— Exercise brief —
Reproduce every line of the listing as written, apart from the pictures.

## Start

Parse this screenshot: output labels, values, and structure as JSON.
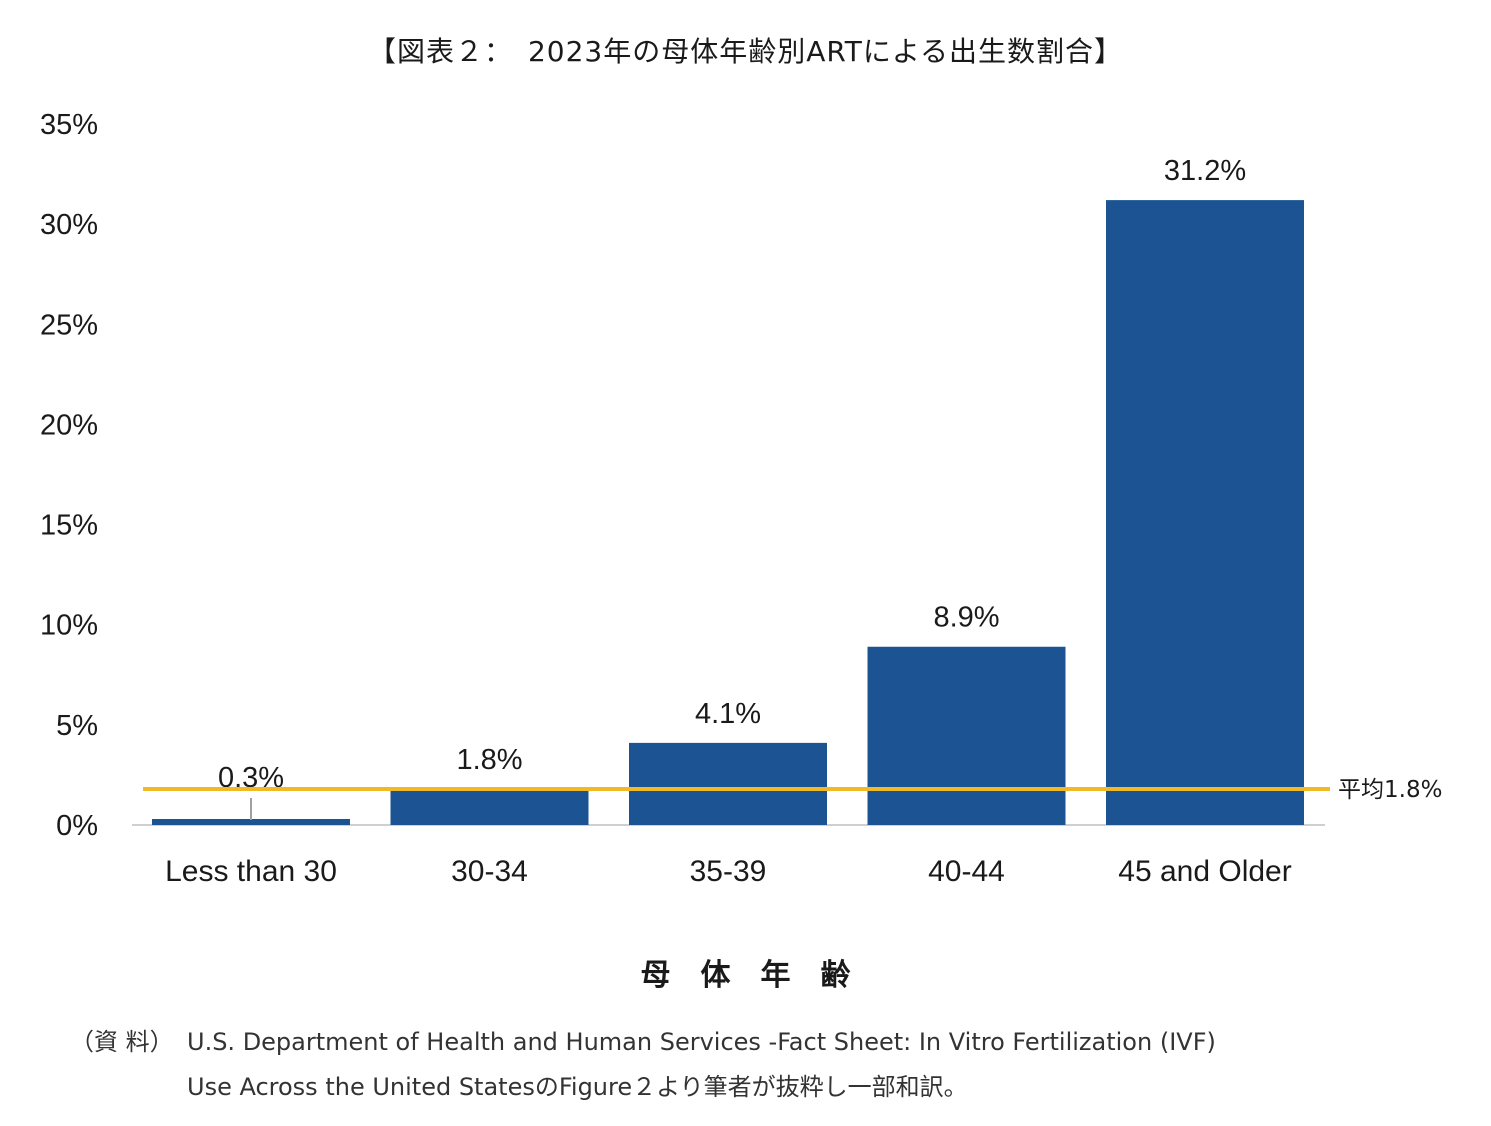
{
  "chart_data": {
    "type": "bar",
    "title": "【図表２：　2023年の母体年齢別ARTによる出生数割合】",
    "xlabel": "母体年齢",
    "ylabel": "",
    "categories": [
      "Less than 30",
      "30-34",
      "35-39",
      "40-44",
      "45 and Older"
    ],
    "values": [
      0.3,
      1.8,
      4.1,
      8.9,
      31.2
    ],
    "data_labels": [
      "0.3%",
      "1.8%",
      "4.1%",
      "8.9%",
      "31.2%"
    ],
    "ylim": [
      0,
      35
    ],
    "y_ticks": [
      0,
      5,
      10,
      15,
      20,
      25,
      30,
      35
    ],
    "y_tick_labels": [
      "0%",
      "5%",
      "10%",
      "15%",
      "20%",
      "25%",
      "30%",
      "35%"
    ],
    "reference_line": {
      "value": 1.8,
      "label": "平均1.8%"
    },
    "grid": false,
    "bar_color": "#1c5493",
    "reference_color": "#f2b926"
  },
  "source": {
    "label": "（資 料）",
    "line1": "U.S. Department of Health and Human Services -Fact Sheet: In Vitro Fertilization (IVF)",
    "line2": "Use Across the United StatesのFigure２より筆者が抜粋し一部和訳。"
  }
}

## End

— Solution —
Parse this screenshot: output labels, values, and structure as JSON.
{
  "chart_data": {
    "type": "bar",
    "title": "【図表２：　2023年の母体年齢別ARTによる出生数割合】",
    "xlabel": "母体年齢",
    "ylabel": "",
    "categories": [
      "Less than 30",
      "30-34",
      "35-39",
      "40-44",
      "45 and Older"
    ],
    "values": [
      0.3,
      1.8,
      4.1,
      8.9,
      31.2
    ],
    "data_labels": [
      "0.3%",
      "1.8%",
      "4.1%",
      "8.9%",
      "31.2%"
    ],
    "ylim": [
      0,
      35
    ],
    "y_ticks": [
      0,
      5,
      10,
      15,
      20,
      25,
      30,
      35
    ],
    "y_tick_labels": [
      "0%",
      "5%",
      "10%",
      "15%",
      "20%",
      "25%",
      "30%",
      "35%"
    ],
    "reference_line": {
      "value": 1.8,
      "label": "平均1.8%"
    },
    "grid": false,
    "bar_color": "#1c5493",
    "reference_color": "#f2b926"
  },
  "source": {
    "label": "（資 料）",
    "line1": "U.S. Department of Health and Human Services -Fact Sheet: In Vitro Fertilization (IVF)",
    "line2": "Use Across the United StatesのFigure２より筆者が抜粋し一部和訳。"
  }
}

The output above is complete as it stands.